[Start SOURCE DATA]

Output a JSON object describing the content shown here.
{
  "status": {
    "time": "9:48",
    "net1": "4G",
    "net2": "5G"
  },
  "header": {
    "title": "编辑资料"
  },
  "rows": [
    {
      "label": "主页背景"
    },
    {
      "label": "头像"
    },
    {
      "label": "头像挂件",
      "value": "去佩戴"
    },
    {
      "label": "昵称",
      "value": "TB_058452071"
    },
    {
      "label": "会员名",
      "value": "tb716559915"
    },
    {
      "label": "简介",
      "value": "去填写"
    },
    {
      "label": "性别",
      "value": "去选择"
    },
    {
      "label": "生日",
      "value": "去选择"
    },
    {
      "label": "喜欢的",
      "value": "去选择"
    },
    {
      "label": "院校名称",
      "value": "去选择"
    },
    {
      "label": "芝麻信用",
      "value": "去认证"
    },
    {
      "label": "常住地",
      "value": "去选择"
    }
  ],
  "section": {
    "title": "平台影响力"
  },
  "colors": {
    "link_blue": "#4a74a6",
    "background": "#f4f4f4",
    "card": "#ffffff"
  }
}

[End SOURCE DATA]

▶ _PROBLEM DESCRIPTION_
Write out all the records above again, exactly as they stand.

▶ _COMPLETE RESPONSE_
Output a JSON object describing the content shown here.
{
  "status": {
    "time": "9:48",
    "net1": "4G",
    "net2": "5G"
  },
  "header": {
    "title": "编辑资料"
  },
  "rows": [
    {
      "label": "主页背景"
    },
    {
      "label": "头像"
    },
    {
      "label": "头像挂件",
      "value": "去佩戴"
    },
    {
      "label": "昵称",
      "value": "TB_058452071"
    },
    {
      "label": "会员名",
      "value": "tb716559915"
    },
    {
      "label": "简介",
      "value": "去填写"
    },
    {
      "label": "性别",
      "value": "去选择"
    },
    {
      "label": "生日",
      "value": "去选择"
    },
    {
      "label": "喜欢的",
      "value": "去选择"
    },
    {
      "label": "院校名称",
      "value": "去选择"
    },
    {
      "label": "芝麻信用",
      "value": "去认证"
    },
    {
      "label": "常住地",
      "value": "去选择"
    }
  ],
  "section": {
    "title": "平台影响力"
  },
  "colors": {
    "link_blue": "#4a74a6",
    "background": "#f4f4f4",
    "card": "#ffffff"
  }
}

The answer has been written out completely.